OBJECTIVE> The answer is one number: how many lines in the data below hold "недостоверных".

* start RECORDS FOR THIS TASK *

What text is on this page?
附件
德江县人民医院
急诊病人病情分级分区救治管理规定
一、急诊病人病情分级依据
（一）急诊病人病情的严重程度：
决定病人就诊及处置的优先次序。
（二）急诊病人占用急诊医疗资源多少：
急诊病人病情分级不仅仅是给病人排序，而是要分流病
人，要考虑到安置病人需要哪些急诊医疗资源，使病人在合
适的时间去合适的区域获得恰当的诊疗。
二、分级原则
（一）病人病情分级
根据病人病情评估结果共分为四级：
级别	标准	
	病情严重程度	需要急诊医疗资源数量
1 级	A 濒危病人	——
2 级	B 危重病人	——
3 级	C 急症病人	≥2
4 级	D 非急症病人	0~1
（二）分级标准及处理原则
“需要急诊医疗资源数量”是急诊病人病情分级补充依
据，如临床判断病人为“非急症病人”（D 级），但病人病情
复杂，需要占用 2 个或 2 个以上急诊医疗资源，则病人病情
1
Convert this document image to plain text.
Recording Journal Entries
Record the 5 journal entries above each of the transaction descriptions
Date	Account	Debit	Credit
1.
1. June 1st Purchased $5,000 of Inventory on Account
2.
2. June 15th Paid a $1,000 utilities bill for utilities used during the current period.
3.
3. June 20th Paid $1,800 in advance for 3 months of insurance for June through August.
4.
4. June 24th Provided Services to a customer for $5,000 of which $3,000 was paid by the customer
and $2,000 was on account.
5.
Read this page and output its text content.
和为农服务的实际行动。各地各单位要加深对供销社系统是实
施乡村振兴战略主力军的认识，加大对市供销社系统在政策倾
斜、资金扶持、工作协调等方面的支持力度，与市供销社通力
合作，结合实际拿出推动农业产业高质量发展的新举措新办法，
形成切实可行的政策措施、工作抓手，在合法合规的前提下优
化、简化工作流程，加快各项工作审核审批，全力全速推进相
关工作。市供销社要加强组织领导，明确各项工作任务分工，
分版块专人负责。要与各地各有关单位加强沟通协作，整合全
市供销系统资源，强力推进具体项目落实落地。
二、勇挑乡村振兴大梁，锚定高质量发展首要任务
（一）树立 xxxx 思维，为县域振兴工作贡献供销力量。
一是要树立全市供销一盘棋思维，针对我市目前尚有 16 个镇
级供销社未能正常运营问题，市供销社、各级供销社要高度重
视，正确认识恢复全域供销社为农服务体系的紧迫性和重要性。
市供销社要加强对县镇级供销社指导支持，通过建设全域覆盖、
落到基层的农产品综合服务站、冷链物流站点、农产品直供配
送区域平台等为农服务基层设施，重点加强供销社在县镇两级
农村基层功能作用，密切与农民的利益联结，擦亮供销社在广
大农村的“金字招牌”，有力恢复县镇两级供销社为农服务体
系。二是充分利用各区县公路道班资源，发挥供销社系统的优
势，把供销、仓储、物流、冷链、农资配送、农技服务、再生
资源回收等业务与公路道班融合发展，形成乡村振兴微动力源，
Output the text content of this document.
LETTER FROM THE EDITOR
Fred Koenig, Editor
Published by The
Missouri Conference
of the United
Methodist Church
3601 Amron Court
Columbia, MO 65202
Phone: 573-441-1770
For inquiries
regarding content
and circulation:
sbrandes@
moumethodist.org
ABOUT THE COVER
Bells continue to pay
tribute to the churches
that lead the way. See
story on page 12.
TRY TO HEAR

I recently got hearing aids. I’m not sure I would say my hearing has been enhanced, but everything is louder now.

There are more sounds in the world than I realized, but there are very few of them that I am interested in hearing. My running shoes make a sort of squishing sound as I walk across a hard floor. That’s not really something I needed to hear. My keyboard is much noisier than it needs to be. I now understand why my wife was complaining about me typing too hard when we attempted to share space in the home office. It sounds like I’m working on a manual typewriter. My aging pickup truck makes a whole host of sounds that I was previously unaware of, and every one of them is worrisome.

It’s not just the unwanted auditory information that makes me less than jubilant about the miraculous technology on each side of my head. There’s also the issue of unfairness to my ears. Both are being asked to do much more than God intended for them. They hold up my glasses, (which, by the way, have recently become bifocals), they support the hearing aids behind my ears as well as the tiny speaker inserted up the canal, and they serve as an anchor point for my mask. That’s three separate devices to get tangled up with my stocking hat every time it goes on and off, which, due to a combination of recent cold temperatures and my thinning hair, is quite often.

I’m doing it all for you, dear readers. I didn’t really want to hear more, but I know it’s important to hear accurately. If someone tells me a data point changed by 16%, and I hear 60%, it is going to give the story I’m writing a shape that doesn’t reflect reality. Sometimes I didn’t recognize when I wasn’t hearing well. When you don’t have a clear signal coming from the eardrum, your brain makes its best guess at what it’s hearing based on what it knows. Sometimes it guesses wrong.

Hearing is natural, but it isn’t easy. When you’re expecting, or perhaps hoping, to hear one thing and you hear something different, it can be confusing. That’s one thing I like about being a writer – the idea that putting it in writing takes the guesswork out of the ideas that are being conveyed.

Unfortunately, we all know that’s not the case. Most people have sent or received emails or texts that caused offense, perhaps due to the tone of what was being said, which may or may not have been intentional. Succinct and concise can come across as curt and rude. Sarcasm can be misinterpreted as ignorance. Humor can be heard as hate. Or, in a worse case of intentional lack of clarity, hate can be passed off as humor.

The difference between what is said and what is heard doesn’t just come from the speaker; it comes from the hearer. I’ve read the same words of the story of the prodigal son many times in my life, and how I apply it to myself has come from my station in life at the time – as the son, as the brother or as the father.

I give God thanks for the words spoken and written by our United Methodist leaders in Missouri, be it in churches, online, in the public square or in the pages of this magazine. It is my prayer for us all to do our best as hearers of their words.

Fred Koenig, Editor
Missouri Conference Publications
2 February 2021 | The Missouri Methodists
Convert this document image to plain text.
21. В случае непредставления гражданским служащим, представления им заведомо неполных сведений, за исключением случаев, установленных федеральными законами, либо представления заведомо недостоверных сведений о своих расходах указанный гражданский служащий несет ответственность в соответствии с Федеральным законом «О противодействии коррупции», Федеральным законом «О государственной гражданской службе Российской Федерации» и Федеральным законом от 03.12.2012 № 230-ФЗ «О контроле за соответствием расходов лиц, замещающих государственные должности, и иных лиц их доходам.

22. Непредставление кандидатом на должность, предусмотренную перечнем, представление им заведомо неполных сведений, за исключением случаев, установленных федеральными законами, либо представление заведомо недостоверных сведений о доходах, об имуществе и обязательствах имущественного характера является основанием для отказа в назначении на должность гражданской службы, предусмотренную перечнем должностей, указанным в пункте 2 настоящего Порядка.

* end RECORDS FOR THIS TASK *

SOLUTION TO THIS PROBLEM> 2